__Exercise brief__. Your response should be the complete set of records, reproduced exactly.

Excerpts from a figure dataset:
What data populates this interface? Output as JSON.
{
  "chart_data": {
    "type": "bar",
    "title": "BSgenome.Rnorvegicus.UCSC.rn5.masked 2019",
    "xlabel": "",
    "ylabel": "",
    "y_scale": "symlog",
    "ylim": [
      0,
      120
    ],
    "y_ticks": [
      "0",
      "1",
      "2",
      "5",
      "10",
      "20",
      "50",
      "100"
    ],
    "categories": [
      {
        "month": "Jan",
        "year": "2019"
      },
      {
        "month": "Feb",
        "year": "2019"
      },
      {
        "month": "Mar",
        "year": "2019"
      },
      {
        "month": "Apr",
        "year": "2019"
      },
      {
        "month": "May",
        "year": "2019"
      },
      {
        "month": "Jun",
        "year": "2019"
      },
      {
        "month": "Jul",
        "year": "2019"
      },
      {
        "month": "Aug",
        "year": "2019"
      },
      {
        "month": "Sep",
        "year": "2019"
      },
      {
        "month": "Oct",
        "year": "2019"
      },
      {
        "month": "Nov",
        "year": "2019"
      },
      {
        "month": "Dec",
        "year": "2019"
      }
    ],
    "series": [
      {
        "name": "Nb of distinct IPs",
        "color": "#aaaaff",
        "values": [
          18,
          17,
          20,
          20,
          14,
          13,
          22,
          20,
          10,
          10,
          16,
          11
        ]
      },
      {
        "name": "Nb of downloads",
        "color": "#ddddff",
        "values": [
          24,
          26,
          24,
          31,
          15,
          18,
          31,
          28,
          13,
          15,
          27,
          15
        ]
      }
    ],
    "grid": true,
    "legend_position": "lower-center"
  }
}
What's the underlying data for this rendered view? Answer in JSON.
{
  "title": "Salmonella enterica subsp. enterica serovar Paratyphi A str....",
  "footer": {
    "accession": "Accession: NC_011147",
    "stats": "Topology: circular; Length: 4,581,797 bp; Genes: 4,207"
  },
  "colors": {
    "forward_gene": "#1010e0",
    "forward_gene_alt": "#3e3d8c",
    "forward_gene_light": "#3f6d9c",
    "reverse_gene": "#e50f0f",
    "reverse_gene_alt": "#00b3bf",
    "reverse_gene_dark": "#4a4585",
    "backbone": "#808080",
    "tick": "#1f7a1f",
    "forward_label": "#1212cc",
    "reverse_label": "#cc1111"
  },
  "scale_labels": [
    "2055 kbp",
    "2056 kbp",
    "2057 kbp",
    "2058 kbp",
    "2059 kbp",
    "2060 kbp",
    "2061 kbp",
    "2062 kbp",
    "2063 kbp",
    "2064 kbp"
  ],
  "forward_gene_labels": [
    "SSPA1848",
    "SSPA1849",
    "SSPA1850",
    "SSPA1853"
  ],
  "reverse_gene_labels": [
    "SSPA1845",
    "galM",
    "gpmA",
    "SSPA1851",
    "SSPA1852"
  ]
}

__Response box__.
What data populates this interface? Output as JSON.
{
  "chart_data": {
    "type": "bar",
    "title": "BSgenome.Rnorvegicus.UCSC.rn5.masked 2019",
    "xlabel": "",
    "ylabel": "",
    "y_scale": "symlog",
    "ylim": [
      0,
      120
    ],
    "y_ticks": [
      "0",
      "1",
      "2",
      "5",
      "10",
      "20",
      "50",
      "100"
    ],
    "categories": [
      {
        "month": "Jan",
        "year": "2019"
      },
      {
        "month": "Feb",
        "year": "2019"
      },
      {
        "month": "Mar",
        "year": "2019"
      },
      {
        "month": "Apr",
        "year": "2019"
      },
      {
        "month": "May",
        "year": "2019"
      },
      {
        "month": "Jun",
        "year": "2019"
      },
      {
        "month": "Jul",
        "year": "2019"
      },
      {
        "month": "Aug",
        "year": "2019"
      },
      {
        "month": "Sep",
        "year": "2019"
      },
      {
        "month": "Oct",
        "year": "2019"
      },
      {
        "month": "Nov",
        "year": "2019"
      },
      {
        "month": "Dec",
        "year": "2019"
      }
    ],
    "series": [
      {
        "name": "Nb of distinct IPs",
        "color": "#aaaaff",
        "values": [
          18,
          17,
          20,
          20,
          14,
          13,
          22,
          20,
          10,
          10,
          16,
          11
        ]
      },
      {
        "name": "Nb of downloads",
        "color": "#ddddff",
        "values": [
          24,
          26,
          24,
          31,
          15,
          18,
          31,
          28,
          13,
          15,
          27,
          15
        ]
      }
    ],
    "grid": true,
    "legend_position": "lower-center"
  }
}
What's the underlying data for this rendered view? Answer in JSON.
{
  "title": "Salmonella enterica subsp. enterica serovar Paratyphi A str....",
  "footer": {
    "accession": "Accession: NC_011147",
    "stats": "Topology: circular; Length: 4,581,797 bp; Genes: 4,207"
  },
  "colors": {
    "forward_gene": "#1010e0",
    "forward_gene_alt": "#3e3d8c",
    "forward_gene_light": "#3f6d9c",
    "reverse_gene": "#e50f0f",
    "reverse_gene_alt": "#00b3bf",
    "reverse_gene_dark": "#4a4585",
    "backbone": "#808080",
    "tick": "#1f7a1f",
    "forward_label": "#1212cc",
    "reverse_label": "#cc1111"
  },
  "scale_labels": [
    "2055 kbp",
    "2056 kbp",
    "2057 kbp",
    "2058 kbp",
    "2059 kbp",
    "2060 kbp",
    "2061 kbp",
    "2062 kbp",
    "2063 kbp",
    "2064 kbp"
  ],
  "forward_gene_labels": [
    "SSPA1848",
    "SSPA1849",
    "SSPA1850",
    "SSPA1853"
  ],
  "reverse_gene_labels": [
    "SSPA1845",
    "galM",
    "gpmA",
    "SSPA1851",
    "SSPA1852"
  ]
}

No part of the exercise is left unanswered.